── RECORDS FOR THE TASK ──

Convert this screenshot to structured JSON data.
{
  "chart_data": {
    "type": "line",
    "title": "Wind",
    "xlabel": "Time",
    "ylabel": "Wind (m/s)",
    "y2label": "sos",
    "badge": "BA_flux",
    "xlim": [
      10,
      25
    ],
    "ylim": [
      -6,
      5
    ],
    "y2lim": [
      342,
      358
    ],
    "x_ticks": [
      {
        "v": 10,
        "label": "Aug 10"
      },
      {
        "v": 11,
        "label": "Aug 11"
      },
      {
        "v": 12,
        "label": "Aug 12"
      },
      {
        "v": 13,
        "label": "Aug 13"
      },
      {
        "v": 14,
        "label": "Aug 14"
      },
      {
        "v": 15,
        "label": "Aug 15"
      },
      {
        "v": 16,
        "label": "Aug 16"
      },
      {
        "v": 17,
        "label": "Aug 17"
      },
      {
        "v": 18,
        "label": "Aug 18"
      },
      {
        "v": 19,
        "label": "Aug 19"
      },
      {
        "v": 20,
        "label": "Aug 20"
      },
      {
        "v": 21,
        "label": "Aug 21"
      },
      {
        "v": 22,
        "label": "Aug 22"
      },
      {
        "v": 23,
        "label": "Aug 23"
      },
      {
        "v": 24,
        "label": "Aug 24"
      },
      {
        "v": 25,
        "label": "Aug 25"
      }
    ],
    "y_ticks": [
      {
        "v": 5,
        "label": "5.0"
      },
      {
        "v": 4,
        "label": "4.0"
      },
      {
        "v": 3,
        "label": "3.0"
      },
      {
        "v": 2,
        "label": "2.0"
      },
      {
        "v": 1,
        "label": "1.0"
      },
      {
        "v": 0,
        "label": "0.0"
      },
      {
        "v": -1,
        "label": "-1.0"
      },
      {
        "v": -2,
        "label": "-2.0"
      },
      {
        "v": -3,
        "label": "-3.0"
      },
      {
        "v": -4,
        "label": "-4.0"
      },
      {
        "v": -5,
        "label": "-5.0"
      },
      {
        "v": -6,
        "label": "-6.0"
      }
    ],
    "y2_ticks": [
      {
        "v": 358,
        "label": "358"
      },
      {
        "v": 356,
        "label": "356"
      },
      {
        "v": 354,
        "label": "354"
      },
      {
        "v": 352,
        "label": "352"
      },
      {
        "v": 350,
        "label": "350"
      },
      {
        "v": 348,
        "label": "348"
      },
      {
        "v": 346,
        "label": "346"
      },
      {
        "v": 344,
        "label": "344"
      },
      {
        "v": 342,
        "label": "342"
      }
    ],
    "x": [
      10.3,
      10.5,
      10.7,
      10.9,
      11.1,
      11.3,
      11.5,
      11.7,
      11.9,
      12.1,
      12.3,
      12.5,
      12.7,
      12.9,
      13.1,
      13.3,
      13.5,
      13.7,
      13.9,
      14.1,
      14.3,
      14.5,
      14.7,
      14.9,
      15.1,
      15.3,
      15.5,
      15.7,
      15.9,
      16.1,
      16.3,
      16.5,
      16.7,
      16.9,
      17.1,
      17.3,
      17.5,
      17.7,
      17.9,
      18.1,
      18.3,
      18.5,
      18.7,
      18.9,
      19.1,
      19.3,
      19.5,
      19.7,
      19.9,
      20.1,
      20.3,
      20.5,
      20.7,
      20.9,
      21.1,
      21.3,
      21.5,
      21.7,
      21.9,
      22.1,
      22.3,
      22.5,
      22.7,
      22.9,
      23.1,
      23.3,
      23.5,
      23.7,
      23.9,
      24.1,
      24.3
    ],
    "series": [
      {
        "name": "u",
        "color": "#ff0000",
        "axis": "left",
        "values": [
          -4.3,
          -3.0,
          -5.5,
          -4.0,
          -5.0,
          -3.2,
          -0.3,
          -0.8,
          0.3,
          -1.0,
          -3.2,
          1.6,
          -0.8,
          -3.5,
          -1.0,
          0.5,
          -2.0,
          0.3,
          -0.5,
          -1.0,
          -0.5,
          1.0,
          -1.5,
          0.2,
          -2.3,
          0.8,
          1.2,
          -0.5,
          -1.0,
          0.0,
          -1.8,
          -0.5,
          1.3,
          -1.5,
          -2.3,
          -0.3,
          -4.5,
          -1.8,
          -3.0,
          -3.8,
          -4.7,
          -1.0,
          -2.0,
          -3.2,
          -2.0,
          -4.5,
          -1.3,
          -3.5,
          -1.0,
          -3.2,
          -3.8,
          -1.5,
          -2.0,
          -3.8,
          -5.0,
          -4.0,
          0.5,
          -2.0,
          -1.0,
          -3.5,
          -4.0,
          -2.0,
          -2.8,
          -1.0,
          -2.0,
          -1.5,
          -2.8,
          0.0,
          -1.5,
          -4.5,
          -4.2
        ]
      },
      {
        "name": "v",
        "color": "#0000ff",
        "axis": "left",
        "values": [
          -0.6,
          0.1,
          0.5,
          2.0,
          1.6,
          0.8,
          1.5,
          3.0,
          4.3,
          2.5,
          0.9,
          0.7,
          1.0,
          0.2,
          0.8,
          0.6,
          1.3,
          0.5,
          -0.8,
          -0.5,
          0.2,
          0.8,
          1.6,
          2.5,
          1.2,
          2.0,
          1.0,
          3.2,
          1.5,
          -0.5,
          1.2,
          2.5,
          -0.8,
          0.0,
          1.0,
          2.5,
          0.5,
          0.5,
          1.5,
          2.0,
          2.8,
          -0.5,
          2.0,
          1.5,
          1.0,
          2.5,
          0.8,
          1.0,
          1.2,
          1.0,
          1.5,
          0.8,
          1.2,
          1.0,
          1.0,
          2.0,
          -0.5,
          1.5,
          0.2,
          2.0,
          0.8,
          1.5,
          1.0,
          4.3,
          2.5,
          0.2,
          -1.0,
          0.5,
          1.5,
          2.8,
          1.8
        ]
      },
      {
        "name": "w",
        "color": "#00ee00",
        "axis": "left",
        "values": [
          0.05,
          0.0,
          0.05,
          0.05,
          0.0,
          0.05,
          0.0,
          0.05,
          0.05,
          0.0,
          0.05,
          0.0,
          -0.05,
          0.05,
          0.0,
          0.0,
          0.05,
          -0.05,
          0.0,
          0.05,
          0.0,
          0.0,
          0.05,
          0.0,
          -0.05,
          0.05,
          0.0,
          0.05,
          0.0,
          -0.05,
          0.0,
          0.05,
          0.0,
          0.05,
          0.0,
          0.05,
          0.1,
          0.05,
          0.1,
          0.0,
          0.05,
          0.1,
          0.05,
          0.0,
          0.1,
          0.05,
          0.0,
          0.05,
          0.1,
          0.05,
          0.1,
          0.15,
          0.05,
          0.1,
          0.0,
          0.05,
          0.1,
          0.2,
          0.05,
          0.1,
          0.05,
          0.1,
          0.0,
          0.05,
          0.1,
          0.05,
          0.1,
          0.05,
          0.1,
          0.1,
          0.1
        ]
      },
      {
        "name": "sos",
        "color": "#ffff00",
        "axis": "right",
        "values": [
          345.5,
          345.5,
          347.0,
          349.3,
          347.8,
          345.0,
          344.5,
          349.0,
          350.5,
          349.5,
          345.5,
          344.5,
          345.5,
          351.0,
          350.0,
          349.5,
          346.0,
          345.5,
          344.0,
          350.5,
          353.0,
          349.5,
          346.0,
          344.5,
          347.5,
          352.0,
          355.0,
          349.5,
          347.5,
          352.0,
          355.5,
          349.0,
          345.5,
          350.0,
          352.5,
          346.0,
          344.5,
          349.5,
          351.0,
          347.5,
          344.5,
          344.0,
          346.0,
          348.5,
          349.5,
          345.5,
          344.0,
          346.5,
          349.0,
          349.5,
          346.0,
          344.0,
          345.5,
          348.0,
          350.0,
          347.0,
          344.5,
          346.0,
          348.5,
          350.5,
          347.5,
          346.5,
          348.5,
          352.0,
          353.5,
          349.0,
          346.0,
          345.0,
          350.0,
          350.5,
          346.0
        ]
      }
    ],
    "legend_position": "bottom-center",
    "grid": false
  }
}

───

§ **GIVEN REQUEST**
How many lines of the listing include the string "color"? Answer with the number alone.

§ **ANSWER TO THIS EXERCISE**
4